Materials provided

◆ ◆ ◆ ◆

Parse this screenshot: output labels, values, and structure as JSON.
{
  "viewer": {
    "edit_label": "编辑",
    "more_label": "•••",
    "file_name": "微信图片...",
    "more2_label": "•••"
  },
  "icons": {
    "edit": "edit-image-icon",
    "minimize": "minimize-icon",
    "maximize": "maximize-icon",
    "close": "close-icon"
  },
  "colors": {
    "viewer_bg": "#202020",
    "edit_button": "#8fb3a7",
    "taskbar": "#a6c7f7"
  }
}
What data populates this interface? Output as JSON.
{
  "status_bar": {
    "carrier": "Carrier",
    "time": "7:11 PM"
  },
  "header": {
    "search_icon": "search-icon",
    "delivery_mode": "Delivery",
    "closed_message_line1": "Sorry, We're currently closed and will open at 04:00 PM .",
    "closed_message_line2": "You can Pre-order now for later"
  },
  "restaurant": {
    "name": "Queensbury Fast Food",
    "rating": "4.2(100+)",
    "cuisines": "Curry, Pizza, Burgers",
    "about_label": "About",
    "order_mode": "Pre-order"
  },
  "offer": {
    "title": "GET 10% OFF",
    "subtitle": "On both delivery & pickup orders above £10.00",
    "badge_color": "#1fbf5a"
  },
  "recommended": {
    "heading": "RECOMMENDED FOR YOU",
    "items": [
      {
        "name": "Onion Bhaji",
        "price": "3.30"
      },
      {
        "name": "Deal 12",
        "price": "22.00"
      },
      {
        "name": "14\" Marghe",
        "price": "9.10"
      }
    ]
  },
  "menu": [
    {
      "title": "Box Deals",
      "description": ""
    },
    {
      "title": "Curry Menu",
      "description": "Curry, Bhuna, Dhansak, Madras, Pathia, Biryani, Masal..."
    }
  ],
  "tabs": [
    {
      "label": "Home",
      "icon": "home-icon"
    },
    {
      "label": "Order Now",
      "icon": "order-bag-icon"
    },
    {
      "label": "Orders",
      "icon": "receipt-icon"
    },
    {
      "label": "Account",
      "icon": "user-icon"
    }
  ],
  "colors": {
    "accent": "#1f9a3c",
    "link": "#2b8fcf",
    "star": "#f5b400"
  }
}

◆ ◆ ◆ ◆

Task directions
Output every line above without altering anything.

Expected answer
Parse this screenshot: output labels, values, and structure as JSON.
{
  "viewer": {
    "edit_label": "编辑",
    "more_label": "•••",
    "file_name": "微信图片...",
    "more2_label": "•••"
  },
  "icons": {
    "edit": "edit-image-icon",
    "minimize": "minimize-icon",
    "maximize": "maximize-icon",
    "close": "close-icon"
  },
  "colors": {
    "viewer_bg": "#202020",
    "edit_button": "#8fb3a7",
    "taskbar": "#a6c7f7"
  }
}
What data populates this interface? Output as JSON.
{
  "status_bar": {
    "carrier": "Carrier",
    "time": "7:11 PM"
  },
  "header": {
    "search_icon": "search-icon",
    "delivery_mode": "Delivery",
    "closed_message_line1": "Sorry, We're currently closed and will open at 04:00 PM .",
    "closed_message_line2": "You can Pre-order now for later"
  },
  "restaurant": {
    "name": "Queensbury Fast Food",
    "rating": "4.2(100+)",
    "cuisines": "Curry, Pizza, Burgers",
    "about_label": "About",
    "order_mode": "Pre-order"
  },
  "offer": {
    "title": "GET 10% OFF",
    "subtitle": "On both delivery & pickup orders above £10.00",
    "badge_color": "#1fbf5a"
  },
  "recommended": {
    "heading": "RECOMMENDED FOR YOU",
    "items": [
      {
        "name": "Onion Bhaji",
        "price": "3.30"
      },
      {
        "name": "Deal 12",
        "price": "22.00"
      },
      {
        "name": "14\" Marghe",
        "price": "9.10"
      }
    ]
  },
  "menu": [
    {
      "title": "Box Deals",
      "description": ""
    },
    {
      "title": "Curry Menu",
      "description": "Curry, Bhuna, Dhansak, Madras, Pathia, Biryani, Masal..."
    }
  ],
  "tabs": [
    {
      "label": "Home",
      "icon": "home-icon"
    },
    {
      "label": "Order Now",
      "icon": "order-bag-icon"
    },
    {
      "label": "Orders",
      "icon": "receipt-icon"
    },
    {
      "label": "Account",
      "icon": "user-icon"
    }
  ],
  "colors": {
    "accent": "#1f9a3c",
    "link": "#2b8fcf",
    "star": "#f5b400"
  }
}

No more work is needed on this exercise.